Exercise text:
■ ■ ■

And the more this word "household" comes to contain teaching, invention, the arts, politics, morals, publicity, speech, literature, the more you will see that it is only the application of our experience of a private household to the world at large. And it is I think a -- an important document, volume 298 of the United States Report. It stands -- that it is here suddenly expressed that the -- the community has a right to interfere, because the work of every individual has become a problem -- public problem.

I have always held -- I have published the first book on this 40 -- in 1921--that's a long time ago, after all--in which I submitted a balance sheet for a factory which had all its people, its workers commute over large distances, of -- from 15 to 20 miles, with all the accidents involved, all the crime involved; and I showed that if they would decentralize and delegate powers, it would be much cheaper for them, because they had to pay for the -- for the sickness, for the crime, for the education, for the playgrounds of all these people, forcefully contracted, so to speak, in -- in centralized business. And if they would bring their turbines and their electro-motors out into the -- into the villages, into the -- small communities, they would -- instead of paying high taxes, would have low taxes.

I could prove this by figures, but the last 150 years, as you know, has kept people's reason--Sir, by the way, that's also a part of reason--that bigger is better than small. And that's a fascination in this country which has of course to do with our problem of the unconquered territory, unorganized territories. It has always been held that bigger is better than small.

I once bought for a school an old place with a factory chimney on it. And we asked the -- the seller if he could take down this. And he argued, and he said, "You can't do this," and "Leave it, please."

And we said, "Why?"

He said, "In 1840, my grandfather built this chimney to show that he was a

rich man. It has never been used."

But it only goes to show you that the fascination of bigness, this huge chimney, you see, has existed outside this country as well as here, to show off -- to have something big to show was in itself meritorious. It was a stroke of success.

In all times, people have obstructed this. The Quakers, as you know, in the days of the English castles and -- and -- and -- and big mansions, built quite low on the ground. And if you go to an old Quaker house of the 18th century in England, you barely see it, above ground. Because they were rich, but they didn't want to show it. And they thought, the smaller the better.

I -- I think that with the entering of the women and children into -- under your consideration, you will see that our whole society will have to learn that small is better than big. And I only feel therefore great solemnity in reading you this decision, because here it was discovered for the first time that society may be more interested in protecting one woman than in having the United -- Un- -- -nited Ste- -- States Steel Company do profitable {selling}.

■ ■ ■

Work task 1: Retype the lecture excerpt word for word, starting with "But it only" and going on through "smaller the better.".
Work task 2: Decide whether each statement agrees with the lecture excerpt. Answer yes or no, and quote the words from the excerpt that settle it. (a) The chimney on the property bought for the school was never used. (b) The Quakers built tall houses to display their wealth. (c) The factory's workers commuted distances of 15 to 20 miles.
Work task 3: Write what follows the last sentence of the lecture excerpt, continuing from where it stops.
The entries that come next have no connection to the lecture excerpt.

Information shown:
■ ■ ■

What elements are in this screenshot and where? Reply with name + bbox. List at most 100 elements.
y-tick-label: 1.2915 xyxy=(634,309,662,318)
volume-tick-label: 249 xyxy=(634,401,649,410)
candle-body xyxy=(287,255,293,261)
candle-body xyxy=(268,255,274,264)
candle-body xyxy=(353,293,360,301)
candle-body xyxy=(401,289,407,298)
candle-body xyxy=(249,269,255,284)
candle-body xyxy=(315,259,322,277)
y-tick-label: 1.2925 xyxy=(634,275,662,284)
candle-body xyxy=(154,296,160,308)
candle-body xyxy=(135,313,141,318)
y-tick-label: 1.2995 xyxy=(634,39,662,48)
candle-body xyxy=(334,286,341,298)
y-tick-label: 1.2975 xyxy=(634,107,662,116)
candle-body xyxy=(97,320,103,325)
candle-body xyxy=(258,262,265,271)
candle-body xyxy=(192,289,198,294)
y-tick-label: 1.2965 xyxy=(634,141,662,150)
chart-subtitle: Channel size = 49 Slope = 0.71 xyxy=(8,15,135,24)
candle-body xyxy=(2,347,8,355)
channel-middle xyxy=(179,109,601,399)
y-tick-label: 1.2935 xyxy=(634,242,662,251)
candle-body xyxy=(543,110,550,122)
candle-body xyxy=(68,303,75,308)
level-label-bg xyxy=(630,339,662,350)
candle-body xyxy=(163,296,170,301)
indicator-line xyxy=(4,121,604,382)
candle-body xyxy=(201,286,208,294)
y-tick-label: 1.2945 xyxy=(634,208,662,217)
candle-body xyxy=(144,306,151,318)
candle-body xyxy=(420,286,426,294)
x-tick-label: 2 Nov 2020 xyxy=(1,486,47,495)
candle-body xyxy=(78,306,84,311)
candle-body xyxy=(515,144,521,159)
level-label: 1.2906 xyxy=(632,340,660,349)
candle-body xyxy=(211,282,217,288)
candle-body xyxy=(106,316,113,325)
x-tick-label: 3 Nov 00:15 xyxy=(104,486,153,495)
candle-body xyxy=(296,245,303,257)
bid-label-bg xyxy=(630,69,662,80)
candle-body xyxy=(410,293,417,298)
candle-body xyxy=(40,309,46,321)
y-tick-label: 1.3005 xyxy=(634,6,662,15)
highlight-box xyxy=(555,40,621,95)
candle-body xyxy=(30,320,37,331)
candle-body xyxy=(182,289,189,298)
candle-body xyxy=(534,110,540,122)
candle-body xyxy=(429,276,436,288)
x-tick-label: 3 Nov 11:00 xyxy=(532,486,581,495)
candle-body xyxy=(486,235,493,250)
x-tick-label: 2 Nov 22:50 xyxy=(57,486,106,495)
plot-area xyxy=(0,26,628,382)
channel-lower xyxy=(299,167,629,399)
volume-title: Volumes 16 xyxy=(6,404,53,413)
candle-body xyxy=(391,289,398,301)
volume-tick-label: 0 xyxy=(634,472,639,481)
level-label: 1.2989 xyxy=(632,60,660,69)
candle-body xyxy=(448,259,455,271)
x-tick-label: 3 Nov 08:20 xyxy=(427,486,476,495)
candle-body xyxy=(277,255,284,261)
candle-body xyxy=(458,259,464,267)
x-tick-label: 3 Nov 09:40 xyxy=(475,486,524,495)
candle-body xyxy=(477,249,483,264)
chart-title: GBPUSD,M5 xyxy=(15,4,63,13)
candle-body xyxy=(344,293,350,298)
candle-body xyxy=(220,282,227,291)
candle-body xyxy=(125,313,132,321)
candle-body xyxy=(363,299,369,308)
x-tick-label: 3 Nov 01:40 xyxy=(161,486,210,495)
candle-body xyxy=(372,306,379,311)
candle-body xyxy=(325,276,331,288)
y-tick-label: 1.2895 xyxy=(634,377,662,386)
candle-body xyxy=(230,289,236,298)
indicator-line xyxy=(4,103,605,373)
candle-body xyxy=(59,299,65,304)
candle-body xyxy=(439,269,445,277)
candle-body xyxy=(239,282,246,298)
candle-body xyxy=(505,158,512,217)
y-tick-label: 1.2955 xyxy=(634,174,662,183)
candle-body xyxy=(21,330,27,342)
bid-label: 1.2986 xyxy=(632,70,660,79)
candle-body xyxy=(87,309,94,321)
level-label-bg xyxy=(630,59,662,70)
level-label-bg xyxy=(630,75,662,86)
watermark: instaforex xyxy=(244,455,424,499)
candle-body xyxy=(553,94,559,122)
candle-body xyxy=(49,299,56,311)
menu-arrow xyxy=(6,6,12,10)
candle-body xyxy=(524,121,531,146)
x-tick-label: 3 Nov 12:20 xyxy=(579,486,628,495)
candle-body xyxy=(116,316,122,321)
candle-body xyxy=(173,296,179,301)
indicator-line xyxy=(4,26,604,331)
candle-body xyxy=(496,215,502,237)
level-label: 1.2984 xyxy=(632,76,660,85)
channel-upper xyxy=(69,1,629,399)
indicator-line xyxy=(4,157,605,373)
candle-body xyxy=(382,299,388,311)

■ ■ ■

Your response 1:
But it only goes to show you that the fascination of bigness, this huge chimney, you see, has existed outside this country as well as here, to show off -- to have something big to show was in itself meritorious. It was a stroke of success.

In all times, people have obstructed this. The Quakers, as you know, in the days of the English castles and -- and -- and -- and big mansions, built quite low on the ground. And if you go to an old Quaker house of the 18th century in England, you barely see it, above ground. Because they were rich, but they didn't want to show it. And they thought, the smaller the better.

Your response 2:
(a) Yes: "It has never been used."
(b) No: "built quite low on the ground."
(c) Yes: "from 15 to 20 miles."

Your response 3:
The -- the last decision accepts this. The minority there has become only one year later, in 1936--in Volume 300, and perhaps you take this down: United States Reports 300--has become the majority vote. The same chief justice presiding has the satisfaction that one judge has come over to his side. And now--in '35 it was five, you see, destroying the minimum-wage law, and four up- -- trying to defend it--now it's the other way around: five upholding the minimum-wage law this time, of the state of Washington, and four still dissenting heartily, and defending the old order.

And let me read here the decisive last page, 399:

"There is an additional and compelling consideration which real economic experience has brought into a strong light. The exploitation of a class of workers, who are in an unequal position with respect to bargaining power and are thus relatively defenseless against the denial of a living wage, is not only detrimental to their health and well-being, but casts a direct burden for their support upon the community."

You can imagine how the dissenting Mr. Hughes was satisfied when he could write this now into the majority opinion.

"What these workers lose in wages, the taxpayers -- are called upon to pay. The bare cost of living must be met. We may take judicial notice of the unparalleled demands for relief which

arose during the recent period of depression, and still continue to an alarming extent, despite the degree of economic recovery which has been achieved. It is unnecessary to cite official statistics to establish what is of common knowledge through the length and breadth of the land. While in the instant case, no factual brief has been presented, there is no reason to doubt that the state of Washington has encountered the same social problem that is present elsewhere."

Now perhaps you take down this sentence, which I -- think is important.

"The community is not bound to provide what is in effect a subsidy for unconscionable employers."

This is a good sentence: "The community is not bound to provide what is in effect a subsidy for unconscionable employers."

And now comes -- and only if you are a little bit judicially minded, you can realize the -- the emotion and the -- the depth of this sentence, the last sentence, reads simply--you remember that it was the Atkins case in '23 which had set the precedent:

"Our conclusion is that the case of Atkins vs. Children's Hospital, should be and it is overruled."

That is the jubilate of the Supreme Court when he overrules his own former act only 13 years later, you see.

Let's go to the children. We have -- you have all read of Horatio Alger. And Horatio Alger is the hero of the boys of America. And he himself was eternally a boy. He was, by his father's influence, not allowed to marry his sweetheart, and he remained a bachelor. And he published--let me read this strange book--the following books in his life. There are a hundred or more, were all very successful:

Tony, the Tramp; Helping Himself; Making His Way; Try and Trust; Only an Irish Boy; Jed, the Poorhouse Boy; {Grit}, the Young Boatman of {Pine Point}; Joe's Luck; From Farmboy to Senator; The Young Outlaw; Jack's Ward; In a New World; Both Sides of the Continent; The Store Boy; Walter Sherwood's Probation--which is perhaps one of the eldes- -- oldest words for probation, by the way, in the sense our juvenile courts now -- use here -- our criminal courts use the word "probation." At that time, no probation existed in court. That's the discovery, in connection with the children's courts, you see, that you have to put a man on probation.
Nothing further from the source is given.